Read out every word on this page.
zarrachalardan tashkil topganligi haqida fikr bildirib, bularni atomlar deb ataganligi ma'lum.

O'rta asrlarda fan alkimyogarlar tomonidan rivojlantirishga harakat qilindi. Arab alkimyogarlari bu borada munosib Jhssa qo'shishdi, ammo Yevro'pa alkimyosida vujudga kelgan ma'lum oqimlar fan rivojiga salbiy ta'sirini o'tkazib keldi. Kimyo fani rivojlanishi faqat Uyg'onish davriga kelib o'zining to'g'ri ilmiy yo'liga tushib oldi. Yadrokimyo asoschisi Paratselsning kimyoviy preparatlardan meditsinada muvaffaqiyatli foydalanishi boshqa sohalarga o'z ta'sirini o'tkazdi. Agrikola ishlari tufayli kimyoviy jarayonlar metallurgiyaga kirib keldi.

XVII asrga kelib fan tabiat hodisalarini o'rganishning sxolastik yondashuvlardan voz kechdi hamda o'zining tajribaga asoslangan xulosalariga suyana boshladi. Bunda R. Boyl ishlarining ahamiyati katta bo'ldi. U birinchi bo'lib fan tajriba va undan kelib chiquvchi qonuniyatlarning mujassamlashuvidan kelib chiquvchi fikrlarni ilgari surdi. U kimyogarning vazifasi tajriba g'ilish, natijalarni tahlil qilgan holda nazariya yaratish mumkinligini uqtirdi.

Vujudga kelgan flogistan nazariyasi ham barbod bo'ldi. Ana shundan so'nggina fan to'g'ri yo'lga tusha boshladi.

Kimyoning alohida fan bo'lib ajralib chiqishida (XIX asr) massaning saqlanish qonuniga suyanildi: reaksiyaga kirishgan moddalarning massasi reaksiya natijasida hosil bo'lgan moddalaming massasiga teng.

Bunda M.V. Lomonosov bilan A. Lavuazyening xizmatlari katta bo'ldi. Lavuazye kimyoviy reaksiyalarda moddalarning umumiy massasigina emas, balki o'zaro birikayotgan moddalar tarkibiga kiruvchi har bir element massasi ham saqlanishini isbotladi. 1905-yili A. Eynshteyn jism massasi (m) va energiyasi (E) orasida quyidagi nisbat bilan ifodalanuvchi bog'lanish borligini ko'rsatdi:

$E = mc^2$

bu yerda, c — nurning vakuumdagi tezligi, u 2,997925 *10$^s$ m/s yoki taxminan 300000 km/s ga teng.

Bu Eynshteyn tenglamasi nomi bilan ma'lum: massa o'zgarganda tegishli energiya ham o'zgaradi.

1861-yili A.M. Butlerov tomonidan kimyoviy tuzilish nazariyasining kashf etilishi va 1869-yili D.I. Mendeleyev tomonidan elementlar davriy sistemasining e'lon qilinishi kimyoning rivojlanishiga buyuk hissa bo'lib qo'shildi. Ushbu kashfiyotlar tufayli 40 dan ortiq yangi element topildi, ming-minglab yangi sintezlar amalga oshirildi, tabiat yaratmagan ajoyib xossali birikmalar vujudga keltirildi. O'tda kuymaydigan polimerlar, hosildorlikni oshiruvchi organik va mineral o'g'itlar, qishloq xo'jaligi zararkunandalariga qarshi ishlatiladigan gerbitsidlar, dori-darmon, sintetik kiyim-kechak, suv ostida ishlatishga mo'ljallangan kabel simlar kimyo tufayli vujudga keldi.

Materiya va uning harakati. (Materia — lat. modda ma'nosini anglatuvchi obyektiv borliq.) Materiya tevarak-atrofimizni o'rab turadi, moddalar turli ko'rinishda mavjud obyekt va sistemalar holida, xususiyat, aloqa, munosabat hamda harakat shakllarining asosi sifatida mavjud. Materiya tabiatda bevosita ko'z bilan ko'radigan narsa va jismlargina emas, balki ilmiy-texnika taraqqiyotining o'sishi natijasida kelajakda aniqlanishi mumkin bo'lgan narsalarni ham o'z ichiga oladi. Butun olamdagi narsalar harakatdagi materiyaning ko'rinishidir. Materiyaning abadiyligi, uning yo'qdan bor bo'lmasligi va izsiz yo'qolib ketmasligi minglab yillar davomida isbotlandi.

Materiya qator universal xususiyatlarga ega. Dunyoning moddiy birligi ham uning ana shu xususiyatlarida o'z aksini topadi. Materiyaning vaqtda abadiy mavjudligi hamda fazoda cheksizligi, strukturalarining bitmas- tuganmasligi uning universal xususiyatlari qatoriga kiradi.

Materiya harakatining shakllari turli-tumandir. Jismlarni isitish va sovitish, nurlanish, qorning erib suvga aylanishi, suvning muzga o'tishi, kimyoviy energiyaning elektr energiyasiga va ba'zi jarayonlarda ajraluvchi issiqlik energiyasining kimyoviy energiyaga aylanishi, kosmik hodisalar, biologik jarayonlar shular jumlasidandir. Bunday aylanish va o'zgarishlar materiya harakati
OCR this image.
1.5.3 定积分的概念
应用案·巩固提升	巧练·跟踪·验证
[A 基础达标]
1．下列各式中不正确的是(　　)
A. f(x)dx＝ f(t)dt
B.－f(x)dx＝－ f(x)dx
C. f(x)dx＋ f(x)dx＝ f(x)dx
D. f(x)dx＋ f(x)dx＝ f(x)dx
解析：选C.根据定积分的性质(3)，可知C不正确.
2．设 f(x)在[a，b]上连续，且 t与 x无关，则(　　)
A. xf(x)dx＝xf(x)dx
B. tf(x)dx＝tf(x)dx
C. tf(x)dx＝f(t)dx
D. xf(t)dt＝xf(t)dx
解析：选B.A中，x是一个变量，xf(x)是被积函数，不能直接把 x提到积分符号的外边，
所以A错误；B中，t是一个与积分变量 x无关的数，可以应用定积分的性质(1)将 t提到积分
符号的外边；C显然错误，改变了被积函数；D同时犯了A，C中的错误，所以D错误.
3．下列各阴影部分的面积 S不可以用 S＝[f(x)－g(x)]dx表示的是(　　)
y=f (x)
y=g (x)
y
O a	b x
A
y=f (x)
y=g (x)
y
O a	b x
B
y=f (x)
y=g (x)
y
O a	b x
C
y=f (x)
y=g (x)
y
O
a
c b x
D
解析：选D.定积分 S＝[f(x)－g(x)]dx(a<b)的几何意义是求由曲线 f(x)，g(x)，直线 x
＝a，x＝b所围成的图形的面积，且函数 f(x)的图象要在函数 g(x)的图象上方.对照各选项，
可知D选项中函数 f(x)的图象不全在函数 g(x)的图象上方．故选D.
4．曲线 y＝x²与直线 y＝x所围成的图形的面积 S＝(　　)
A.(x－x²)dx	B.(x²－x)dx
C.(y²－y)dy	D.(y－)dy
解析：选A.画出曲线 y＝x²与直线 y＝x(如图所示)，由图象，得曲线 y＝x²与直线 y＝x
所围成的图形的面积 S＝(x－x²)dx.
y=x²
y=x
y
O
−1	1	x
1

CHALLENGE
Search the lines for the string "moddalarning" and copy every line that has it.

EXPECTED OUTPUT
Kimyoning alohida fan bo'lib ajralib chiqishida (XIX asr) massaning saqlanish qonuniga suyanildi: reaksiyaga kirishgan moddalarning massasi reaksiya natijasida hosil bo'lgan moddalaming massasiga teng.
Bunda M.V. Lomonosov bilan A. Lavuazyening xizmatlari katta bo'ldi. Lavuazye kimyoviy reaksiyalarda moddalarning umumiy massasigina emas, balki o'zaro birikayotgan moddalar tarkibiga kiruvchi har bir element massasi ham saqlanishini isbotladi. 1905-yili A. Eynshteyn jism massasi (m) va energiyasi (E) orasida quyidagi nisbat bilan ifodalanuvchi bog'lanish borligini ko'rsatdi:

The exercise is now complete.